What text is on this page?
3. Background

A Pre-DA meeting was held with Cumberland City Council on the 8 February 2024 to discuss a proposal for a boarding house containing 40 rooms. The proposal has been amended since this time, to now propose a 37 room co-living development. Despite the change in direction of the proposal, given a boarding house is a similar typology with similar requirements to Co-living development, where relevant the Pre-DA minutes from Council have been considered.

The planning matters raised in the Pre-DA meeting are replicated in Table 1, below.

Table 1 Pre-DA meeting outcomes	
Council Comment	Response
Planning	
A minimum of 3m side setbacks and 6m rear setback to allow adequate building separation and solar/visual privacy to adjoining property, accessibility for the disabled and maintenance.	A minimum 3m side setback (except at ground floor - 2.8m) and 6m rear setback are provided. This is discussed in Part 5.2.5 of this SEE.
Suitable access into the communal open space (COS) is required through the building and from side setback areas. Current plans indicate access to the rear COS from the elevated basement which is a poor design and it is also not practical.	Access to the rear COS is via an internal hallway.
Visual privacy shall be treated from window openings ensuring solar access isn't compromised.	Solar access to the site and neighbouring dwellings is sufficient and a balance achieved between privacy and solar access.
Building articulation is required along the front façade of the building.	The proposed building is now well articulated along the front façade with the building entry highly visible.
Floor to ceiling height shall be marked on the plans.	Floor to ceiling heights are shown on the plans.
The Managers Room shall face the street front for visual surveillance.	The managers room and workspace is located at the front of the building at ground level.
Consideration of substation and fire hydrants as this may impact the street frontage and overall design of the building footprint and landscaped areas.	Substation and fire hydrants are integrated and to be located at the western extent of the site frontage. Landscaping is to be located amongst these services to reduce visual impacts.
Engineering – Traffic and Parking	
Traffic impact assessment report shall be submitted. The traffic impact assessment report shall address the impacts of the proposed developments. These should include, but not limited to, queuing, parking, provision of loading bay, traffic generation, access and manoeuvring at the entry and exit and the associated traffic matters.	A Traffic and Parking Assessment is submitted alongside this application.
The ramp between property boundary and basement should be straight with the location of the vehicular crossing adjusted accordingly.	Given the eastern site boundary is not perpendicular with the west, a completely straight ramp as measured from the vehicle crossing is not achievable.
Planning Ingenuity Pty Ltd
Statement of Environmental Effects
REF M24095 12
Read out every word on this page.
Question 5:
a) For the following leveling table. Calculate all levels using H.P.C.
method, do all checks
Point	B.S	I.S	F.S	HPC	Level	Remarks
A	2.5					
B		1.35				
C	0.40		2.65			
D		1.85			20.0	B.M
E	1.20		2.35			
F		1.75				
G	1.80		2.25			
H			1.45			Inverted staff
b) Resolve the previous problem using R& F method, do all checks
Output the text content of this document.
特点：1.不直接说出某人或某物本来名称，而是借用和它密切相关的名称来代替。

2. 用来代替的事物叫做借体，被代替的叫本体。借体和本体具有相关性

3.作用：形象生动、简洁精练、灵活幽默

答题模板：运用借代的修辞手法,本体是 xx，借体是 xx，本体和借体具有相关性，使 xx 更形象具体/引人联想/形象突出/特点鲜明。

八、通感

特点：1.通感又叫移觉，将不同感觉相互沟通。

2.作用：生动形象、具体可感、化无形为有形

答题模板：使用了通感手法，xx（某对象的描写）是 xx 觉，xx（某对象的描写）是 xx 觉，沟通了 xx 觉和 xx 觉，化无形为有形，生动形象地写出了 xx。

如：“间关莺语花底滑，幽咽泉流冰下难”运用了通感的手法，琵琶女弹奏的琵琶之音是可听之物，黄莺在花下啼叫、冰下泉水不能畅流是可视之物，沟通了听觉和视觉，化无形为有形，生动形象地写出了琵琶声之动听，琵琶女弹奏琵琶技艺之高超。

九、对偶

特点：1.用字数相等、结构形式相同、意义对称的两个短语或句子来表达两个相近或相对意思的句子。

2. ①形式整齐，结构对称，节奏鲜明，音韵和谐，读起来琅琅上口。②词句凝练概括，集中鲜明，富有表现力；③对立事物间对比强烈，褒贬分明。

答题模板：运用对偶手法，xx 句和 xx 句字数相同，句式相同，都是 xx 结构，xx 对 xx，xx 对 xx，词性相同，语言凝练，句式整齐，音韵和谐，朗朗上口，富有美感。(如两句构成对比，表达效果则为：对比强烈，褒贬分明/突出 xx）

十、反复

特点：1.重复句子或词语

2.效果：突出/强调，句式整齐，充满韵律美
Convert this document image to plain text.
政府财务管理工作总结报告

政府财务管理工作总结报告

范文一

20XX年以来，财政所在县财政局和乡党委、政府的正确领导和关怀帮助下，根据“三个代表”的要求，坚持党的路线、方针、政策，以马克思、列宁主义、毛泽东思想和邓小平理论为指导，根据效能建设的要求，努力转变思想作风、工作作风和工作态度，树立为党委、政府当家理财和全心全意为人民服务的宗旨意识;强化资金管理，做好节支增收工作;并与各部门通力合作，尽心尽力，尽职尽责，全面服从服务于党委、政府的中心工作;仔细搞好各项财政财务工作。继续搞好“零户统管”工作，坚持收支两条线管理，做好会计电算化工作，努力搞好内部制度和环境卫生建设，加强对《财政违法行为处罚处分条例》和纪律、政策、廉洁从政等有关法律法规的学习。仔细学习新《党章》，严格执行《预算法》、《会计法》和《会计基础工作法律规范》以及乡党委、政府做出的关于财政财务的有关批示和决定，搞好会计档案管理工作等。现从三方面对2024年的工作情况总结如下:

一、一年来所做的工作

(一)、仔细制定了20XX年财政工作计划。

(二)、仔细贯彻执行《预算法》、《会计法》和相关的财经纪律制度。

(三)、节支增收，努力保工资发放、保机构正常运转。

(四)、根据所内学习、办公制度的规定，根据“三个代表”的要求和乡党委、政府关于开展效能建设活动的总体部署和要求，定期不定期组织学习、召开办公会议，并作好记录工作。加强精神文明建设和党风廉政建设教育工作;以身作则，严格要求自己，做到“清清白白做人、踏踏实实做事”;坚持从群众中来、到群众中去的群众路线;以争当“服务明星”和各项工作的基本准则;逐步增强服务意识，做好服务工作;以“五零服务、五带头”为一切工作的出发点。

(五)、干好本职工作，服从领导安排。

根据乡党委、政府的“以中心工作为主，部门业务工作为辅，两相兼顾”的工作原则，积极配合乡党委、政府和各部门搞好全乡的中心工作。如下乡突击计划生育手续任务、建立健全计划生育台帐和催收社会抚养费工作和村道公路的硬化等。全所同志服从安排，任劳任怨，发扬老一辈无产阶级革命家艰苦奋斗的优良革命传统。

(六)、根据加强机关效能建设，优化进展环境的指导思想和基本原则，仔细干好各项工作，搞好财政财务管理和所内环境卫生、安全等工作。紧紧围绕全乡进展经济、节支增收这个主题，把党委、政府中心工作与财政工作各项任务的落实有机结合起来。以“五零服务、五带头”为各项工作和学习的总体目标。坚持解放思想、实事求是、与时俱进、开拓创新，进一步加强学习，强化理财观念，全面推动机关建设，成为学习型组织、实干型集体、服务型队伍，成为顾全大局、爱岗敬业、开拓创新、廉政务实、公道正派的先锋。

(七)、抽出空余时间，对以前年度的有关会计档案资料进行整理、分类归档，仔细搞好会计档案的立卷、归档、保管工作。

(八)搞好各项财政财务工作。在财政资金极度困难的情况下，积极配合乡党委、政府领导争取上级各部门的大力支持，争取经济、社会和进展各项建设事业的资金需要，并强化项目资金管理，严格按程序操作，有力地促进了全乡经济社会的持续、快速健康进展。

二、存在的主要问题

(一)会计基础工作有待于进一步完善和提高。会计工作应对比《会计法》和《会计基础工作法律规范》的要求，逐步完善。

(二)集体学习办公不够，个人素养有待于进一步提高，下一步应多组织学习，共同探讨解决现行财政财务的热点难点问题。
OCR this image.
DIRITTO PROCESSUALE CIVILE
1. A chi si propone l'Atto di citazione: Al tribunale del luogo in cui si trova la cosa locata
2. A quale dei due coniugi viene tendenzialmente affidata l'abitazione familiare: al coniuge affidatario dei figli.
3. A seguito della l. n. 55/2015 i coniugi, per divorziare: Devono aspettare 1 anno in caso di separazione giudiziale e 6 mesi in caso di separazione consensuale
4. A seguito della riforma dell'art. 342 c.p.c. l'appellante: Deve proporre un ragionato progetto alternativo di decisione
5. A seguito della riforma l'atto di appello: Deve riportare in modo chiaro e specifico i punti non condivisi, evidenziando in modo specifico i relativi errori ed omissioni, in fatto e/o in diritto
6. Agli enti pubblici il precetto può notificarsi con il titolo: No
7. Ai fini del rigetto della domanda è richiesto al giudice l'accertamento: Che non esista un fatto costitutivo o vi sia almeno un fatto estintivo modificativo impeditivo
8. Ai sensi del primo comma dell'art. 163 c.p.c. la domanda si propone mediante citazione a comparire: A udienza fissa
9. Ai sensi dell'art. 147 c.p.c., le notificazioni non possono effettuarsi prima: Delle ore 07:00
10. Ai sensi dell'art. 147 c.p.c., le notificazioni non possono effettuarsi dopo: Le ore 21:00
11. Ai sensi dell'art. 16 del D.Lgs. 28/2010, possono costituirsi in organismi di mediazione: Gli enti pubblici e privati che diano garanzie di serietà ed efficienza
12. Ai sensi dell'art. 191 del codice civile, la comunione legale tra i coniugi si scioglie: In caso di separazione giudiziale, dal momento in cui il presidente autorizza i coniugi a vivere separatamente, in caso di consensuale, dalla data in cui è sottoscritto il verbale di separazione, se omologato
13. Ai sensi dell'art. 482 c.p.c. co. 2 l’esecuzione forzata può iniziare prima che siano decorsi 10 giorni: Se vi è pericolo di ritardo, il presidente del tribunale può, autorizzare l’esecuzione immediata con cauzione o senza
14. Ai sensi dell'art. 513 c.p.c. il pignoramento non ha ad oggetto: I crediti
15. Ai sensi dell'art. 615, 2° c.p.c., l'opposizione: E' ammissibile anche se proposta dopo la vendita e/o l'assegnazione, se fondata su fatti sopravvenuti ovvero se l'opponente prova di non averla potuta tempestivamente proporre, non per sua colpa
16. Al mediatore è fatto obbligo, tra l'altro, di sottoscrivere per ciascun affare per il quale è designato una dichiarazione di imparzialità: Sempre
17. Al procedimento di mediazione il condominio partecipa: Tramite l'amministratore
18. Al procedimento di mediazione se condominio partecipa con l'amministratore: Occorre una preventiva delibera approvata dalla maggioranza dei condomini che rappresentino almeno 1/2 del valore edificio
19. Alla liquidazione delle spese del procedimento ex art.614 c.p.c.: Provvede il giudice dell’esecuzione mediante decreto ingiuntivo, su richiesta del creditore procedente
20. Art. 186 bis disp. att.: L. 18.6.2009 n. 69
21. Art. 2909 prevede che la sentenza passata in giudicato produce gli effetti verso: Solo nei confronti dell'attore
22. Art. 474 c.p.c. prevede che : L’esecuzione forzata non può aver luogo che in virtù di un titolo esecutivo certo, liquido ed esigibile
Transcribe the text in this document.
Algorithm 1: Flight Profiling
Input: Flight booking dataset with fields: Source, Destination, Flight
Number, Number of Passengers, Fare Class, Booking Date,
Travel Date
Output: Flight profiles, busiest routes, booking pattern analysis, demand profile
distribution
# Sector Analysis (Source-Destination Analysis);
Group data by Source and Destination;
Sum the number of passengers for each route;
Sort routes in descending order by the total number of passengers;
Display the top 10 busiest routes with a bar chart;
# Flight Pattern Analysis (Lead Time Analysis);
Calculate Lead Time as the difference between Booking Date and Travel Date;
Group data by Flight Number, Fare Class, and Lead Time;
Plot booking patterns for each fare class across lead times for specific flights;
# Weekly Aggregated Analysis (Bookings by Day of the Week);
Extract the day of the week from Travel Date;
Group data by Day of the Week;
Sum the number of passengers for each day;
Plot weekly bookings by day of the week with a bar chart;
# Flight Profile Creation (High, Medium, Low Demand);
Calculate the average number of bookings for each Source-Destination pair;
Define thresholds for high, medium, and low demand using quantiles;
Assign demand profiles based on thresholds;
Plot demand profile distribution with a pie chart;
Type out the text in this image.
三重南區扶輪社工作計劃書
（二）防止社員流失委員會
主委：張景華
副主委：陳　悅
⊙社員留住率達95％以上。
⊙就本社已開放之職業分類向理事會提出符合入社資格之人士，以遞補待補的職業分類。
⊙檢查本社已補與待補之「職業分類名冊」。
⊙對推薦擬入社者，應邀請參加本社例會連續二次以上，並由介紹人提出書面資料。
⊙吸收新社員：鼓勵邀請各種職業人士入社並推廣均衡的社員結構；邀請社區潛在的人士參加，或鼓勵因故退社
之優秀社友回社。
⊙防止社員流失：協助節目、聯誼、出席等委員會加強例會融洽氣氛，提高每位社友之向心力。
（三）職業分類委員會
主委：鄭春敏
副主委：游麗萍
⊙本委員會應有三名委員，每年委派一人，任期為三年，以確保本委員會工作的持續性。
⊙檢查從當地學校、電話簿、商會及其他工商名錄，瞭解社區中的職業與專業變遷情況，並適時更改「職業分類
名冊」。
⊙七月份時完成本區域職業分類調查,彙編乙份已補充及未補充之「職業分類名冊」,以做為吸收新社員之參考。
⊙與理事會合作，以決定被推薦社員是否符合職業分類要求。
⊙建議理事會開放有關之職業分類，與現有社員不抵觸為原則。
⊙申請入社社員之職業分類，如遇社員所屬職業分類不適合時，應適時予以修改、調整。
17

### EXERCISE
Reproduce the listing above exactly from the line containing "Type out the text in this image." through its last line, with both of those lines included.

### EXERCISE RESPONSE
Type out the text in this image.
三重南區扶輪社工作計劃書
（二）防止社員流失委員會
主委：張景華
副主委：陳　悅
⊙社員留住率達95％以上。
⊙就本社已開放之職業分類向理事會提出符合入社資格之人士，以遞補待補的職業分類。
⊙檢查本社已補與待補之「職業分類名冊」。
⊙對推薦擬入社者，應邀請參加本社例會連續二次以上，並由介紹人提出書面資料。
⊙吸收新社員：鼓勵邀請各種職業人士入社並推廣均衡的社員結構；邀請社區潛在的人士參加，或鼓勵因故退社
之優秀社友回社。
⊙防止社員流失：協助節目、聯誼、出席等委員會加強例會融洽氣氛，提高每位社友之向心力。
（三）職業分類委員會
主委：鄭春敏
副主委：游麗萍
⊙本委員會應有三名委員，每年委派一人，任期為三年，以確保本委員會工作的持續性。
⊙檢查從當地學校、電話簿、商會及其他工商名錄，瞭解社區中的職業與專業變遷情況，並適時更改「職業分類
名冊」。
⊙七月份時完成本區域職業分類調查,彙編乙份已補充及未補充之「職業分類名冊」,以做為吸收新社員之參考。
⊙與理事會合作，以決定被推薦社員是否符合職業分類要求。
⊙建議理事會開放有關之職業分類，與現有社員不抵觸為原則。
⊙申請入社社員之職業分類，如遇社員所屬職業分類不適合時，應適時予以修改、調整。
17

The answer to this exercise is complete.